§ OBJECTIVE
Check each line of the data below for the word "title", then extract the ones that have it.

§ DATA RECORDS
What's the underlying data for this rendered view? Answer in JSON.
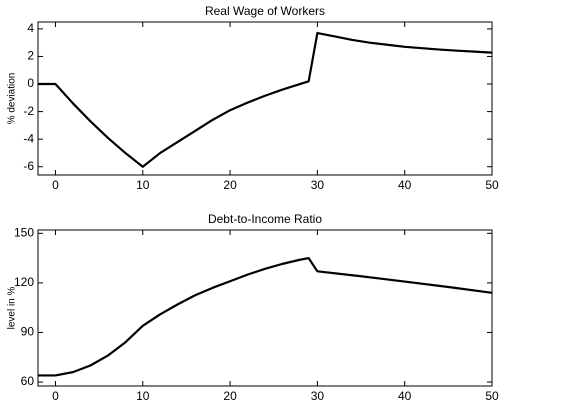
{
  "chart_data": [
    {
      "type": "line",
      "title": "Real Wage of Workers",
      "y_label": "% deviation",
      "x": [
        -2,
        0,
        2,
        4,
        6,
        8,
        10,
        12,
        14,
        16,
        18,
        20,
        22,
        24,
        26,
        28,
        29,
        30,
        32,
        34,
        36,
        38,
        40,
        42,
        44,
        46,
        48,
        50
      ],
      "series": [
        {
          "color": "#000000",
          "values": [
            0,
            0,
            -1.4,
            -2.7,
            -3.9,
            -5.0,
            -6.0,
            -5.0,
            -4.2,
            -3.4,
            -2.6,
            -1.9,
            -1.35,
            -0.85,
            -0.4,
            0.0,
            0.2,
            3.7,
            3.45,
            3.2,
            3.0,
            2.85,
            2.7,
            2.6,
            2.5,
            2.42,
            2.35,
            2.28
          ]
        }
      ],
      "xlim": [
        -2,
        50
      ],
      "xticks": [
        0,
        10,
        20,
        30,
        40,
        50
      ],
      "ylim": [
        -6.6,
        4.5
      ],
      "yticks": [
        -6,
        -4,
        -2,
        0,
        2,
        4
      ]
    },
    {
      "type": "line",
      "title": "Debt-to-Income Ratio",
      "y_label": "level in %",
      "x": [
        -2,
        0,
        2,
        4,
        6,
        8,
        10,
        12,
        14,
        16,
        18,
        20,
        22,
        24,
        26,
        28,
        29,
        30,
        35,
        40,
        45,
        50
      ],
      "series": [
        {
          "color": "#000000",
          "values": [
            64,
            64,
            66,
            70,
            76,
            84,
            94,
            101,
            107,
            112.5,
            117,
            121,
            125,
            128.5,
            131.5,
            134,
            135,
            127,
            124,
            120.8,
            117.5,
            114
          ]
        }
      ],
      "xlim": [
        -2,
        50
      ],
      "xticks": [
        0,
        10,
        20,
        30,
        40,
        50
      ],
      "ylim": [
        57.6,
        152
      ],
      "yticks": [
        60,
        90,
        120,
        150
      ]
    }
  ]
}
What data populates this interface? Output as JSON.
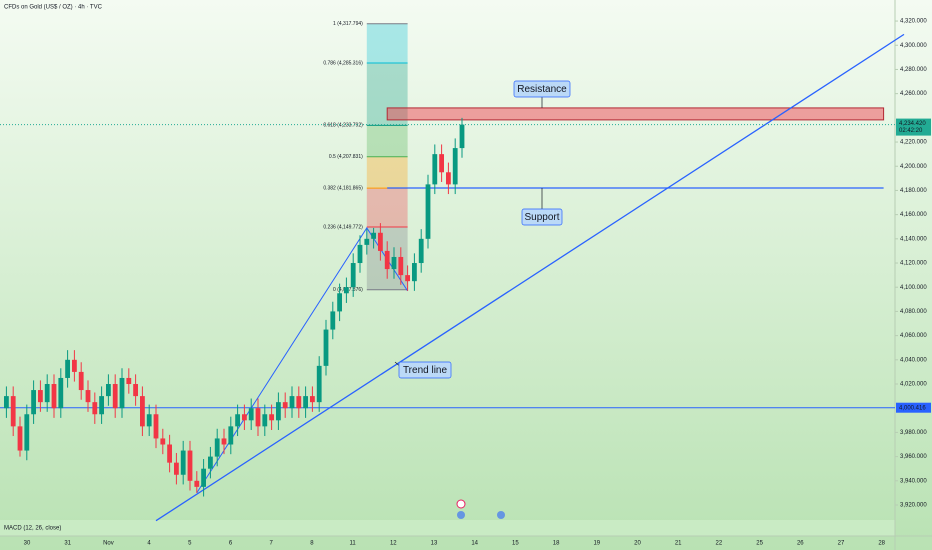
{
  "chart_data": {
    "type": "candlestick",
    "title": "CFDs on Gold (US$ / OZ) · 4h · TVC",
    "indicator": "MACD (12, 26, close)",
    "x_labels": [
      "30",
      "31",
      "Nov",
      "4",
      "5",
      "6",
      "7",
      "8",
      "11",
      "12",
      "13",
      "14",
      "15",
      "18",
      "19",
      "20",
      "21",
      "22",
      "25",
      "26",
      "27",
      "28"
    ],
    "ylim": [
      3907.6,
      4337.4
    ],
    "yticks": [
      {
        "value": 3920,
        "label": "3,920.000"
      },
      {
        "value": 3940,
        "label": "3,940.000"
      },
      {
        "value": 3960,
        "label": "3,960.000"
      },
      {
        "value": 3980,
        "label": "3,980.000"
      },
      {
        "value": 4020,
        "label": "4,020.000"
      },
      {
        "value": 4040,
        "label": "4,040.000"
      },
      {
        "value": 4060,
        "label": "4,060.000"
      },
      {
        "value": 4080,
        "label": "4,080.000"
      },
      {
        "value": 4100,
        "label": "4,100.000"
      },
      {
        "value": 4120,
        "label": "4,120.000"
      },
      {
        "value": 4140,
        "label": "4,140.000"
      },
      {
        "value": 4160,
        "label": "4,160.000"
      },
      {
        "value": 4180,
        "label": "4,180.000"
      },
      {
        "value": 4200,
        "label": "4,200.000"
      },
      {
        "value": 4220,
        "label": "4,220.000"
      },
      {
        "value": 4260,
        "label": "4,260.000"
      },
      {
        "value": 4280,
        "label": "4,280.000"
      },
      {
        "value": 4300,
        "label": "4,300.000"
      },
      {
        "value": 4320,
        "label": "4,320.000"
      }
    ],
    "up_color": "#089981",
    "down_color": "#f23645",
    "candles": [
      [
        4000,
        4018,
        3992,
        4010
      ],
      [
        4010,
        4018,
        3977,
        3985
      ],
      [
        3985,
        3993,
        3960,
        3965
      ],
      [
        3965,
        4003,
        3957,
        3995
      ],
      [
        3995,
        4023,
        3987,
        4015
      ],
      [
        4015,
        4023,
        3997,
        4005
      ],
      [
        4005,
        4028,
        3997,
        4020
      ],
      [
        4020,
        4028,
        3992,
        4000
      ],
      [
        4000,
        4033,
        3992,
        4025
      ],
      [
        4025,
        4048,
        4017,
        4040
      ],
      [
        4040,
        4048,
        4022,
        4030
      ],
      [
        4030,
        4038,
        4007,
        4015
      ],
      [
        4015,
        4023,
        3997,
        4005
      ],
      [
        4005,
        4013,
        3987,
        3995
      ],
      [
        3995,
        4018,
        3987,
        4010
      ],
      [
        4010,
        4028,
        4002,
        4020
      ],
      [
        4020,
        4028,
        3992,
        4000
      ],
      [
        4000,
        4033,
        3992,
        4025
      ],
      [
        4025,
        4033,
        4012,
        4020
      ],
      [
        4020,
        4028,
        4002,
        4010
      ],
      [
        4010,
        4018,
        3977,
        3985
      ],
      [
        3985,
        4003,
        3977,
        3995
      ],
      [
        3995,
        4003,
        3967,
        3975
      ],
      [
        3975,
        3983,
        3962,
        3970
      ],
      [
        3970,
        3978,
        3947,
        3955
      ],
      [
        3955,
        3963,
        3937,
        3945
      ],
      [
        3945,
        3973,
        3937,
        3965
      ],
      [
        3965,
        3973,
        3932,
        3940
      ],
      [
        3940,
        3948,
        3930,
        3935
      ],
      [
        3935,
        3958,
        3927,
        3950
      ],
      [
        3950,
        3968,
        3942,
        3960
      ],
      [
        3960,
        3983,
        3952,
        3975
      ],
      [
        3975,
        3983,
        3962,
        3970
      ],
      [
        3970,
        3993,
        3962,
        3985
      ],
      [
        3985,
        4003,
        3977,
        3995
      ],
      [
        3995,
        4003,
        3982,
        3990
      ],
      [
        3990,
        4008,
        3982,
        4000
      ],
      [
        4000,
        4008,
        3977,
        3985
      ],
      [
        3985,
        4003,
        3977,
        3995
      ],
      [
        3995,
        4003,
        3982,
        3990
      ],
      [
        3990,
        4013,
        3982,
        4005
      ],
      [
        4005,
        4013,
        3992,
        4000
      ],
      [
        4000,
        4018,
        3992,
        4010
      ],
      [
        4010,
        4018,
        3992,
        4000
      ],
      [
        4000,
        4018,
        3992,
        4010
      ],
      [
        4010,
        4018,
        3997,
        4005
      ],
      [
        4005,
        4043,
        3997,
        4035
      ],
      [
        4035,
        4073,
        4027,
        4065
      ],
      [
        4065,
        4088,
        4057,
        4080
      ],
      [
        4080,
        4103,
        4072,
        4095
      ],
      [
        4095,
        4108,
        4087,
        4100
      ],
      [
        4100,
        4128,
        4092,
        4120
      ],
      [
        4120,
        4143,
        4112,
        4135
      ],
      [
        4135,
        4148,
        4127,
        4140
      ],
      [
        4140,
        4149,
        4132,
        4145
      ],
      [
        4145,
        4153,
        4122,
        4130
      ],
      [
        4130,
        4138,
        4107,
        4115
      ],
      [
        4115,
        4133,
        4107,
        4125
      ],
      [
        4125,
        4133,
        4102,
        4110
      ],
      [
        4110,
        4118,
        4097,
        4105
      ],
      [
        4105,
        4128,
        4097,
        4120
      ],
      [
        4120,
        4148,
        4112,
        4140
      ],
      [
        4140,
        4193,
        4132,
        4185
      ],
      [
        4185,
        4218,
        4177,
        4210
      ],
      [
        4210,
        4218,
        4187,
        4195
      ],
      [
        4195,
        4203,
        4177,
        4185
      ],
      [
        4185,
        4223,
        4177,
        4215
      ],
      [
        4215,
        4240,
        4207,
        4234.42
      ]
    ],
    "price_line": {
      "value": 4234.42,
      "label": "4,234.420",
      "countdown": "02:42:20",
      "color": "#22ab94"
    },
    "level": {
      "value": 4000.416,
      "label": "4,000.416",
      "color": "#2962ff"
    },
    "resistance": {
      "label": "Resistance",
      "range": [
        4238.3,
        4248.2
      ],
      "from_index": 56,
      "to_index": 129,
      "color": "#f23645"
    },
    "support": {
      "label": "Support",
      "value": 4182,
      "from_index": 56,
      "to_index": 129,
      "color": "#2962ff"
    },
    "trend_line": {
      "label": "Trend line",
      "from": {
        "index": 22,
        "price": 3907
      },
      "to": {
        "index": 132,
        "price": 4309
      },
      "color": "#2962ff"
    },
    "fib": {
      "from_index": 53,
      "to_index": 59,
      "swing": [
        {
          "index": 28,
          "price": 3930
        },
        {
          "index": 53,
          "price": 4149
        },
        {
          "index": 59,
          "price": 4097
        }
      ],
      "levels": [
        {
          "value": 4317.794,
          "label": "1 (4,317.794)",
          "color": "#787b86"
        },
        {
          "value": 4285.316,
          "label": "0.786 (4,285.316)",
          "color": "#00bcd4"
        },
        {
          "value": 4233.792,
          "label": "0.618 (4,233.792)",
          "color": "#089981"
        },
        {
          "value": 4207.831,
          "label": "0.5 (4,207.831)",
          "color": "#4caf50"
        },
        {
          "value": 4181.865,
          "label": "0.382 (4,181.865)",
          "color": "#ff9800"
        },
        {
          "value": 4149.772,
          "label": "0.236 (4,149.772)",
          "color": "#f23645"
        },
        {
          "value": 4097.876,
          "label": "0 (4,097.876)",
          "color": "#787b86"
        }
      ]
    }
  }
}
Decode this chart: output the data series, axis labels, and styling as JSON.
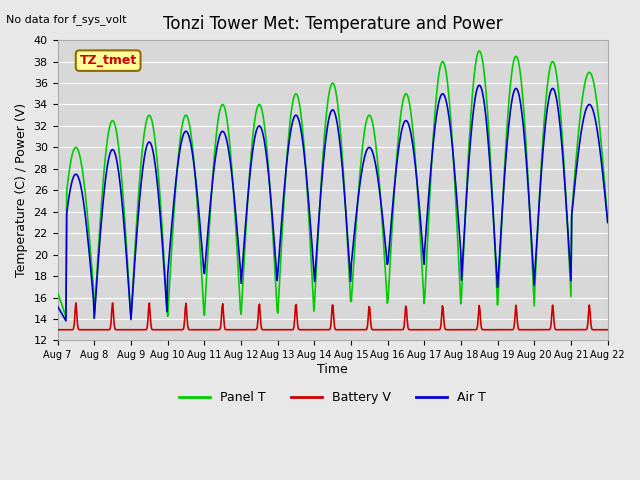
{
  "title": "Tonzi Tower Met: Temperature and Power",
  "top_left_text": "No data for f_sys_volt",
  "ylabel": "Temperature (C) / Power (V)",
  "xlabel": "Time",
  "ylim": [
    12,
    40
  ],
  "yticks": [
    12,
    14,
    16,
    18,
    20,
    22,
    24,
    26,
    28,
    30,
    32,
    34,
    36,
    38,
    40
  ],
  "x_tick_labels": [
    "Aug 7",
    "Aug 8",
    "Aug 9",
    "Aug 10",
    "Aug 11",
    "Aug 12",
    "Aug 13",
    "Aug 14",
    "Aug 15",
    "Aug 16",
    "Aug 17",
    "Aug 18",
    "Aug 19",
    "Aug 20",
    "Aug 21",
    "Aug 22"
  ],
  "annotation_label": "TZ_tmet",
  "annotation_color": "#cc0000",
  "annotation_bg": "#ffff99",
  "panel_color": "#00cc00",
  "battery_color": "#cc0000",
  "air_color": "#0000cc",
  "background_color": "#e8e8e8",
  "plot_bg_color": "#d8d8d8",
  "grid_color": "#ffffff",
  "legend_labels": [
    "Panel T",
    "Battery V",
    "Air T"
  ],
  "n_days": 15,
  "battery_base": 13.0,
  "panel_peaks": [
    30,
    32.5,
    33,
    33,
    34,
    34,
    35,
    36,
    33,
    35,
    38,
    39,
    38.5,
    38,
    37
  ],
  "panel_mins": [
    16,
    14,
    14,
    14,
    14,
    14,
    14,
    15,
    15,
    15,
    15,
    15,
    15,
    16,
    23
  ],
  "air_peaks": [
    27.5,
    29.8,
    30.5,
    31.5,
    31.5,
    32,
    33,
    33.5,
    30,
    32.5,
    35,
    35.8,
    35.5,
    35.5,
    34
  ],
  "air_mins": [
    15,
    14,
    13.8,
    18,
    18,
    17,
    18,
    17,
    18.8,
    18.8,
    20,
    16.7,
    17,
    17.5,
    23
  ],
  "battery_peaks": [
    15.5,
    15.5,
    15.5,
    15.5,
    15.5,
    15.5,
    15.5,
    15.5,
    15.3,
    15.3,
    15.3,
    15.3,
    15.3,
    15.3,
    15.3
  ]
}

§ EXERCISE SOLUTION
      "title": "Real Wage of Workers",
      "title": "Debt-to-Income Ratio",
    "title": "CFDs on Gold (US$ / OZ) · 4h · TVC",
  "title": "Tonzi Tower Met: Temperature and Power",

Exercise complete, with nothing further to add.